- _Exercise instructions_:
Reproduce verbatim every line from the one that includes "Give me the" to the closing line of the entries; omit everything before it.

────────

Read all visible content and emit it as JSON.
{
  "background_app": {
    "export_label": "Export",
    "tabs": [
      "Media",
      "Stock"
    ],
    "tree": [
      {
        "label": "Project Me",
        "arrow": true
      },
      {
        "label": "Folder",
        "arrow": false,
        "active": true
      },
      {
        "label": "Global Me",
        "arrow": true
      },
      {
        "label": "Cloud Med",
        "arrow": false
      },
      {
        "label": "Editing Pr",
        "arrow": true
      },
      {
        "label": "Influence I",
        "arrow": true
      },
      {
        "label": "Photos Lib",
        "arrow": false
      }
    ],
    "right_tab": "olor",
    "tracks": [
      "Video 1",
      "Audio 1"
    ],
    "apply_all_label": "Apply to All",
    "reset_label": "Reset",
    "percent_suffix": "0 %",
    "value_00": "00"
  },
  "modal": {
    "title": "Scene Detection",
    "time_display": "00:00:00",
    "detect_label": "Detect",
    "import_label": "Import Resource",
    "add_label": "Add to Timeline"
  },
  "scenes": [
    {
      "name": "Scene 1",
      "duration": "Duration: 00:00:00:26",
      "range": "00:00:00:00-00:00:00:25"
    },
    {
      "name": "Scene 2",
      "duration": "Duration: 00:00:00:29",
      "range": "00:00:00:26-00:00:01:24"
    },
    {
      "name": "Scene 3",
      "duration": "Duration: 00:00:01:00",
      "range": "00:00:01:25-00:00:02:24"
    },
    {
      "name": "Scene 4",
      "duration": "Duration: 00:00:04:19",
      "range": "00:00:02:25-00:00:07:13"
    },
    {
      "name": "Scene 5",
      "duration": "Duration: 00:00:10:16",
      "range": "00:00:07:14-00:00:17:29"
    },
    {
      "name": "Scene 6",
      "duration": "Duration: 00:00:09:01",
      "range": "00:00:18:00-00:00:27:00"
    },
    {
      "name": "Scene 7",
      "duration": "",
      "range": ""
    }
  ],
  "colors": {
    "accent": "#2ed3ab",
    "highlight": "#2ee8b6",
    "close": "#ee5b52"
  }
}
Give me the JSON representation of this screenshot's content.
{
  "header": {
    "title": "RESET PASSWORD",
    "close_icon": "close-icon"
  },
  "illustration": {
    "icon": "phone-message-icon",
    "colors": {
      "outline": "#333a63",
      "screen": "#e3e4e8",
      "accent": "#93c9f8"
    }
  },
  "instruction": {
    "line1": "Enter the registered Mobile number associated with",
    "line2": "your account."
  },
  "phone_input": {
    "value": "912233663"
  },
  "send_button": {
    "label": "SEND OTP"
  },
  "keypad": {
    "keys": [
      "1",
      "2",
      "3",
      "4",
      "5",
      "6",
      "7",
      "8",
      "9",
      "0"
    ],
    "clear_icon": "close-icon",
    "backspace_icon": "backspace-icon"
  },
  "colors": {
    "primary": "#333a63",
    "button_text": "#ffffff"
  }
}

────────

- _Solved exercise_:
Give me the JSON representation of this screenshot's content.
{
  "header": {
    "title": "RESET PASSWORD",
    "close_icon": "close-icon"
  },
  "illustration": {
    "icon": "phone-message-icon",
    "colors": {
      "outline": "#333a63",
      "screen": "#e3e4e8",
      "accent": "#93c9f8"
    }
  },
  "instruction": {
    "line1": "Enter the registered Mobile number associated with",
    "line2": "your account."
  },
  "phone_input": {
    "value": "912233663"
  },
  "send_button": {
    "label": "SEND OTP"
  },
  "keypad": {
    "keys": [
      "1",
      "2",
      "3",
      "4",
      "5",
      "6",
      "7",
      "8",
      "9",
      "0"
    ],
    "clear_icon": "close-icon",
    "backspace_icon": "backspace-icon"
  },
  "colors": {
    "primary": "#333a63",
    "button_text": "#ffffff"
  }
}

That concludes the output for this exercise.